-------- Exercise material --------
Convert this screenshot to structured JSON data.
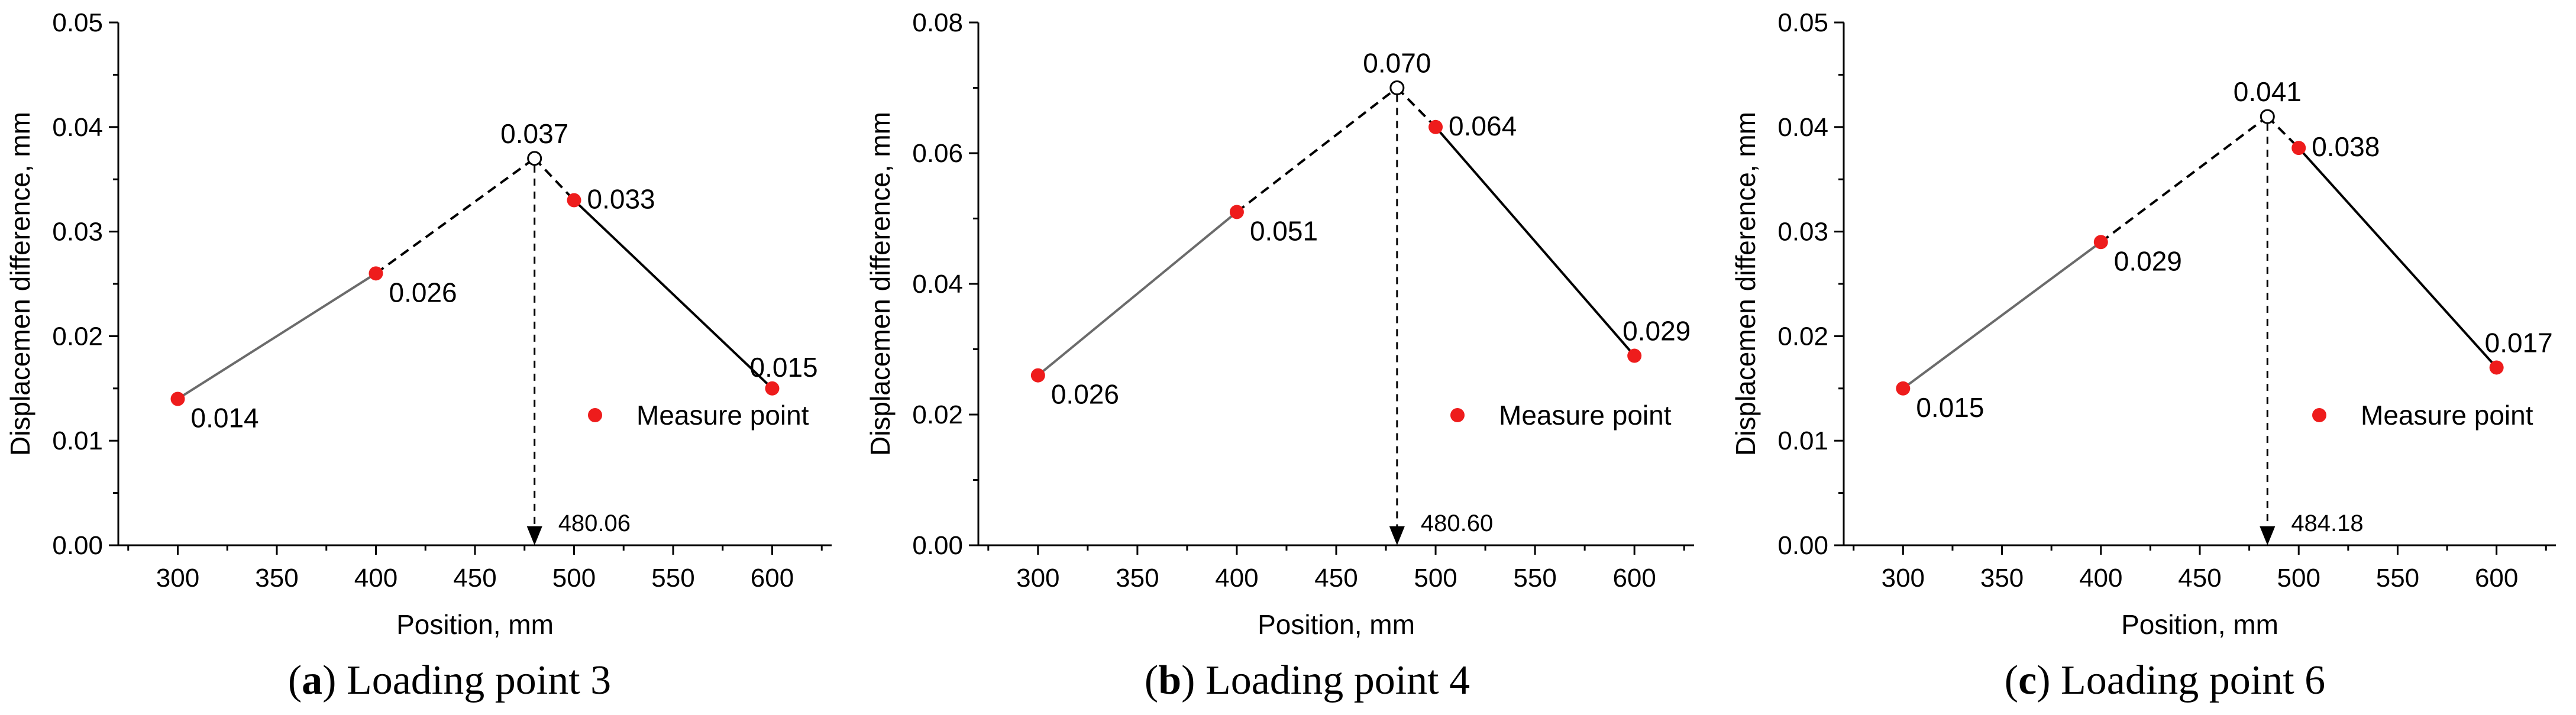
{
  "chart_data": [
    {
      "type": "line",
      "caption_letter": "a",
      "caption_text": " Loading point 3",
      "xlabel": "Position, mm",
      "ylabel": "Displacemen difference, mm",
      "xlim": [
        270,
        630
      ],
      "ylim": [
        0,
        0.05
      ],
      "xticks": [
        "300",
        "350",
        "400",
        "450",
        "500",
        "550",
        "600"
      ],
      "xtick_values": [
        300,
        350,
        400,
        450,
        500,
        550,
        600
      ],
      "yticks": [
        "0.00",
        "0.01",
        "0.02",
        "0.03",
        "0.04",
        "0.05"
      ],
      "ytick_values": [
        0,
        0.01,
        0.02,
        0.03,
        0.04,
        0.05
      ],
      "legend": {
        "label": "Measure point",
        "position": "right"
      },
      "series": [
        {
          "name": "Measure point",
          "x": [
            300,
            400,
            500,
            600
          ],
          "y": [
            0.014,
            0.026,
            0.033,
            0.015
          ],
          "labels": [
            "0.014",
            "0.026",
            "0.033",
            "0.015"
          ],
          "color": "#ee1c1c"
        }
      ],
      "peak": {
        "x": 480.06,
        "y": 0.037,
        "label": "0.037",
        "x_label": "480.06"
      }
    },
    {
      "type": "line",
      "caption_letter": "b",
      "caption_text": " Loading point 4",
      "xlabel": "Position, mm",
      "ylabel": "Displacemen difference, mm",
      "xlim": [
        270,
        630
      ],
      "ylim": [
        0,
        0.08
      ],
      "xticks": [
        "300",
        "350",
        "400",
        "450",
        "500",
        "550",
        "600"
      ],
      "xtick_values": [
        300,
        350,
        400,
        450,
        500,
        550,
        600
      ],
      "yticks": [
        "0.00",
        "0.02",
        "0.04",
        "0.06",
        "0.08"
      ],
      "ytick_values": [
        0,
        0.02,
        0.04,
        0.06,
        0.08
      ],
      "legend": {
        "label": "Measure point",
        "position": "right"
      },
      "series": [
        {
          "name": "Measure point",
          "x": [
            300,
            400,
            500,
            600
          ],
          "y": [
            0.026,
            0.051,
            0.064,
            0.029
          ],
          "labels": [
            "0.026",
            "0.051",
            "0.064",
            "0.029"
          ],
          "color": "#ee1c1c"
        }
      ],
      "peak": {
        "x": 480.6,
        "y": 0.07,
        "label": "0.070",
        "x_label": "480.60"
      }
    },
    {
      "type": "line",
      "caption_letter": "c",
      "caption_text": " Loading point 6",
      "xlabel": "Position, mm",
      "ylabel": "Displacemen difference, mm",
      "xlim": [
        270,
        630
      ],
      "ylim": [
        0,
        0.05
      ],
      "xticks": [
        "300",
        "350",
        "400",
        "450",
        "500",
        "550",
        "600"
      ],
      "xtick_values": [
        300,
        350,
        400,
        450,
        500,
        550,
        600
      ],
      "yticks": [
        "0.00",
        "0.01",
        "0.02",
        "0.03",
        "0.04",
        "0.05"
      ],
      "ytick_values": [
        0,
        0.01,
        0.02,
        0.03,
        0.04,
        0.05
      ],
      "legend": {
        "label": "Measure point",
        "position": "right"
      },
      "series": [
        {
          "name": "Measure point",
          "x": [
            300,
            400,
            500,
            600
          ],
          "y": [
            0.015,
            0.029,
            0.038,
            0.017
          ],
          "labels": [
            "0.015",
            "0.029",
            "0.038",
            "0.017"
          ],
          "color": "#ee1c1c"
        }
      ],
      "peak": {
        "x": 484.18,
        "y": 0.041,
        "label": "0.041",
        "x_label": "484.18"
      }
    }
  ]
}
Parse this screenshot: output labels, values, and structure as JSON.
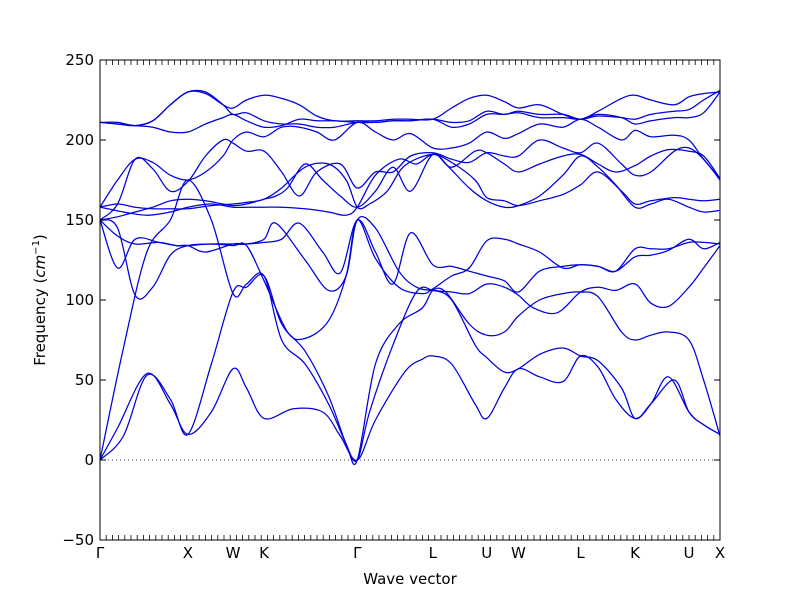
--------
What to work on:
Output the data above without changes, apart from leaving out the pictures.

Answer to this exercise:
Convert this screenshot to structured JSON data.
{
  "chart_data": [
    {
      "type": "line",
      "caption_letter": "a",
      "caption_text": " Loading point 3",
      "xlabel": "Position, mm",
      "ylabel": "Displacemen difference, mm",
      "xlim": [
        270,
        630
      ],
      "ylim": [
        0,
        0.05
      ],
      "xticks": [
        "300",
        "350",
        "400",
        "450",
        "500",
        "550",
        "600"
      ],
      "xtick_values": [
        300,
        350,
        400,
        450,
        500,
        550,
        600
      ],
      "yticks": [
        "0.00",
        "0.01",
        "0.02",
        "0.03",
        "0.04",
        "0.05"
      ],
      "ytick_values": [
        0,
        0.01,
        0.02,
        0.03,
        0.04,
        0.05
      ],
      "legend": {
        "label": "Measure point",
        "position": "right"
      },
      "series": [
        {
          "name": "Measure point",
          "x": [
            300,
            400,
            500,
            600
          ],
          "y": [
            0.014,
            0.026,
            0.033,
            0.015
          ],
          "labels": [
            "0.014",
            "0.026",
            "0.033",
            "0.015"
          ],
          "color": "#ee1c1c"
        }
      ],
      "peak": {
        "x": 480.06,
        "y": 0.037,
        "label": "0.037",
        "x_label": "480.06"
      }
    },
    {
      "type": "line",
      "caption_letter": "b",
      "caption_text": " Loading point 4",
      "xlabel": "Position, mm",
      "ylabel": "Displacemen difference, mm",
      "xlim": [
        270,
        630
      ],
      "ylim": [
        0,
        0.08
      ],
      "xticks": [
        "300",
        "350",
        "400",
        "450",
        "500",
        "550",
        "600"
      ],
      "xtick_values": [
        300,
        350,
        400,
        450,
        500,
        550,
        600
      ],
      "yticks": [
        "0.00",
        "0.02",
        "0.04",
        "0.06",
        "0.08"
      ],
      "ytick_values": [
        0,
        0.02,
        0.04,
        0.06,
        0.08
      ],
      "legend": {
        "label": "Measure point",
        "position": "right"
      },
      "series": [
        {
          "name": "Measure point",
          "x": [
            300,
            400,
            500,
            600
          ],
          "y": [
            0.026,
            0.051,
            0.064,
            0.029
          ],
          "labels": [
            "0.026",
            "0.051",
            "0.064",
            "0.029"
          ],
          "color": "#ee1c1c"
        }
      ],
      "peak": {
        "x": 480.6,
        "y": 0.07,
        "label": "0.070",
        "x_label": "480.60"
      }
    },
    {
      "type": "line",
      "caption_letter": "c",
      "caption_text": " Loading point 6",
      "xlabel": "Position, mm",
      "ylabel": "Displacemen difference, mm",
      "xlim": [
        270,
        630
      ],
      "ylim": [
        0,
        0.05
      ],
      "xticks": [
        "300",
        "350",
        "400",
        "450",
        "500",
        "550",
        "600"
      ],
      "xtick_values": [
        300,
        350,
        400,
        450,
        500,
        550,
        600
      ],
      "yticks": [
        "0.00",
        "0.01",
        "0.02",
        "0.03",
        "0.04",
        "0.05"
      ],
      "ytick_values": [
        0,
        0.01,
        0.02,
        0.03,
        0.04,
        0.05
      ],
      "legend": {
        "label": "Measure point",
        "position": "right"
      },
      "series": [
        {
          "name": "Measure point",
          "x": [
            300,
            400,
            500,
            600
          ],
          "y": [
            0.015,
            0.029,
            0.038,
            0.017
          ],
          "labels": [
            "0.015",
            "0.029",
            "0.038",
            "0.017"
          ],
          "color": "#ee1c1c"
        }
      ],
      "peak": {
        "x": 484.18,
        "y": 0.041,
        "label": "0.041",
        "x_label": "484.18"
      }
    }
  ]
}
Parse this screenshot: output labels, values, and structure as JSON.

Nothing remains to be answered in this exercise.